• EXERCISE DIRECTIONS
Every entry that follows needs to be repeated exactly.

• Source records
==*==
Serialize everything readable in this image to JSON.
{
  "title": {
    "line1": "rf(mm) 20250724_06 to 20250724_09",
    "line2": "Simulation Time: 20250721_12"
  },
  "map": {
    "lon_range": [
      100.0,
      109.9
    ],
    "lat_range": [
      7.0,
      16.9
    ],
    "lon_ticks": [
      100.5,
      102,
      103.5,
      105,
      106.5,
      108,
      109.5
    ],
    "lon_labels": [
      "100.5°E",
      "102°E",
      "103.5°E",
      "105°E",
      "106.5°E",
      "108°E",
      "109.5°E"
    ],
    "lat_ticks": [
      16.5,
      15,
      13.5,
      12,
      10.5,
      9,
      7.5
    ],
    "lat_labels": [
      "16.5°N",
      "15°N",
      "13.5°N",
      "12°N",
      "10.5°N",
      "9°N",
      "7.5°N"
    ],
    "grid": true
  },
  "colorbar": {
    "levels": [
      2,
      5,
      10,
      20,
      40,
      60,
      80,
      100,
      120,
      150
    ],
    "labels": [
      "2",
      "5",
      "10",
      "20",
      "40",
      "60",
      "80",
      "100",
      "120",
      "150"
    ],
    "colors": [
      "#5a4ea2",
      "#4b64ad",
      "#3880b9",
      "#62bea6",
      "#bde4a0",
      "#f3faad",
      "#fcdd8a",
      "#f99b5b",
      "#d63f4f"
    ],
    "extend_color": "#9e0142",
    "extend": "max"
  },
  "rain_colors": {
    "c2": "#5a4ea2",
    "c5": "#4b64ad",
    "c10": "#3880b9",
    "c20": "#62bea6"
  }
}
==*==
• FINISHED TASK
Serialize everything readable in this image to JSON.
{
  "title": {
    "line1": "rf(mm) 20250724_06 to 20250724_09",
    "line2": "Simulation Time: 20250721_12"
  },
  "map": {
    "lon_range": [
      100.0,
      109.9
    ],
    "lat_range": [
      7.0,
      16.9
    ],
    "lon_ticks": [
      100.5,
      102,
      103.5,
      105,
      106.5,
      108,
      109.5
    ],
    "lon_labels": [
      "100.5°E",
      "102°E",
      "103.5°E",
      "105°E",
      "106.5°E",
      "108°E",
      "109.5°E"
    ],
    "lat_ticks": [
      16.5,
      15,
      13.5,
      12,
      10.5,
      9,
      7.5
    ],
    "lat_labels": [
      "16.5°N",
      "15°N",
      "13.5°N",
      "12°N",
      "10.5°N",
      "9°N",
      "7.5°N"
    ],
    "grid": true
  },
  "colorbar": {
    "levels": [
      2,
      5,
      10,
      20,
      40,
      60,
      80,
      100,
      120,
      150
    ],
    "labels": [
      "2",
      "5",
      "10",
      "20",
      "40",
      "60",
      "80",
      "100",
      "120",
      "150"
    ],
    "colors": [
      "#5a4ea2",
      "#4b64ad",
      "#3880b9",
      "#62bea6",
      "#bde4a0",
      "#f3faad",
      "#fcdd8a",
      "#f99b5b",
      "#d63f4f"
    ],
    "extend_color": "#9e0142",
    "extend": "max"
  },
  "rain_colors": {
    "c2": "#5a4ea2",
    "c5": "#4b64ad",
    "c10": "#3880b9",
    "c20": "#62bea6"
  }
}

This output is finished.